-- START OF MATERIAL PROVIDED --

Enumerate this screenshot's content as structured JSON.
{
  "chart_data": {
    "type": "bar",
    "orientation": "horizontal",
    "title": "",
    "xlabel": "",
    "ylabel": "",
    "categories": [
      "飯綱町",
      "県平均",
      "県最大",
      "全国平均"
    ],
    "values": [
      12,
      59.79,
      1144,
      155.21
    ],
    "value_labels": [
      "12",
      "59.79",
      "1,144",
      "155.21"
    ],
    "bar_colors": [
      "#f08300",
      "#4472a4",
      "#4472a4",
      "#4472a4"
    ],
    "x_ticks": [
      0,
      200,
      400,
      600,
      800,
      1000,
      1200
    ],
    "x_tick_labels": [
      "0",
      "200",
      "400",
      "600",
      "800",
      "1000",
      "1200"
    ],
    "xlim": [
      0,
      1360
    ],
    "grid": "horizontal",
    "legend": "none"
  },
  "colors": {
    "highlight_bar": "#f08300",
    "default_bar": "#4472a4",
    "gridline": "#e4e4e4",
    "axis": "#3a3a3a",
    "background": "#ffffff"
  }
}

-- END OF MATERIAL PROVIDED --

- _DIRECTIONS_:
Write all of the records out again exactly.

- _ANSWER IN FULL_:
Enumerate this screenshot's content as structured JSON.
{
  "chart_data": {
    "type": "bar",
    "orientation": "horizontal",
    "title": "",
    "xlabel": "",
    "ylabel": "",
    "categories": [
      "飯綱町",
      "県平均",
      "県最大",
      "全国平均"
    ],
    "values": [
      12,
      59.79,
      1144,
      155.21
    ],
    "value_labels": [
      "12",
      "59.79",
      "1,144",
      "155.21"
    ],
    "bar_colors": [
      "#f08300",
      "#4472a4",
      "#4472a4",
      "#4472a4"
    ],
    "x_ticks": [
      0,
      200,
      400,
      600,
      800,
      1000,
      1200
    ],
    "x_tick_labels": [
      "0",
      "200",
      "400",
      "600",
      "800",
      "1000",
      "1200"
    ],
    "xlim": [
      0,
      1360
    ],
    "grid": "horizontal",
    "legend": "none"
  },
  "colors": {
    "highlight_bar": "#f08300",
    "default_bar": "#4472a4",
    "gridline": "#e4e4e4",
    "axis": "#3a3a3a",
    "background": "#ffffff"
  }
}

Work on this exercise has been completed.